** begin Input data **

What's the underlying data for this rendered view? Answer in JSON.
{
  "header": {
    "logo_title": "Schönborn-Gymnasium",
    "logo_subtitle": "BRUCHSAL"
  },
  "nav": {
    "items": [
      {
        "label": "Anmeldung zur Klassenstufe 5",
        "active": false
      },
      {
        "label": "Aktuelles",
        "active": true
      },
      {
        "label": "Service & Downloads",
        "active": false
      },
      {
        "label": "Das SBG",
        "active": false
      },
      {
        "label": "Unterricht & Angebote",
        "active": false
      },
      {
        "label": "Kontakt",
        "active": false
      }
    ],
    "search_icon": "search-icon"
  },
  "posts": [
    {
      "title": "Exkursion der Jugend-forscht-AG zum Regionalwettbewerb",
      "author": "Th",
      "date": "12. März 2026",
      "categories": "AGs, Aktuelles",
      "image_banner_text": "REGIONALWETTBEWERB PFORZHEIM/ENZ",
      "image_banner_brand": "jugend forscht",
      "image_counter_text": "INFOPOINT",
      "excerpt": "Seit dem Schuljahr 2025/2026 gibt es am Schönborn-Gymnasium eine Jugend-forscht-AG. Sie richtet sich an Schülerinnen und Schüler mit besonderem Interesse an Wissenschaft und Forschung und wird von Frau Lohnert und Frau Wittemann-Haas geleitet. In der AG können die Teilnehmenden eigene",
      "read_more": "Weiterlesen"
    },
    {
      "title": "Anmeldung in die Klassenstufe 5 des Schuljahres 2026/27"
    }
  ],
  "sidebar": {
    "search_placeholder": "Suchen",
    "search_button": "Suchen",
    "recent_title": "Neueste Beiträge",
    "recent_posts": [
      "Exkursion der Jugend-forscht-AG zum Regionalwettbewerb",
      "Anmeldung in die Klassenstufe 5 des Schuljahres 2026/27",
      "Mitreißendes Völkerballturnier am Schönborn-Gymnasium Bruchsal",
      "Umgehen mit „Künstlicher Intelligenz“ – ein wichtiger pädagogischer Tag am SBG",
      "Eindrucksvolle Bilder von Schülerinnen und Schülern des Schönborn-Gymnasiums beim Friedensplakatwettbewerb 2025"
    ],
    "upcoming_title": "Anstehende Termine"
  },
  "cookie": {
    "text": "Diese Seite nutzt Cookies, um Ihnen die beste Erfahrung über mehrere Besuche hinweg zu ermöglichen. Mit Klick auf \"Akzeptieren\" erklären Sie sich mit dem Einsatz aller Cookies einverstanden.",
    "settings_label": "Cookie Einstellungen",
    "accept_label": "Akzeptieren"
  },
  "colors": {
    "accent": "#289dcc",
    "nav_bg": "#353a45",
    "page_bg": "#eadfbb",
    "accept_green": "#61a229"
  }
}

** end Input data **

§ **Instruction**
Select every line above that contains the word "Aktuelles", and copy it.

§ **Solution**
        "label": "Aktuelles",
      "categories": "AGs, Aktuelles",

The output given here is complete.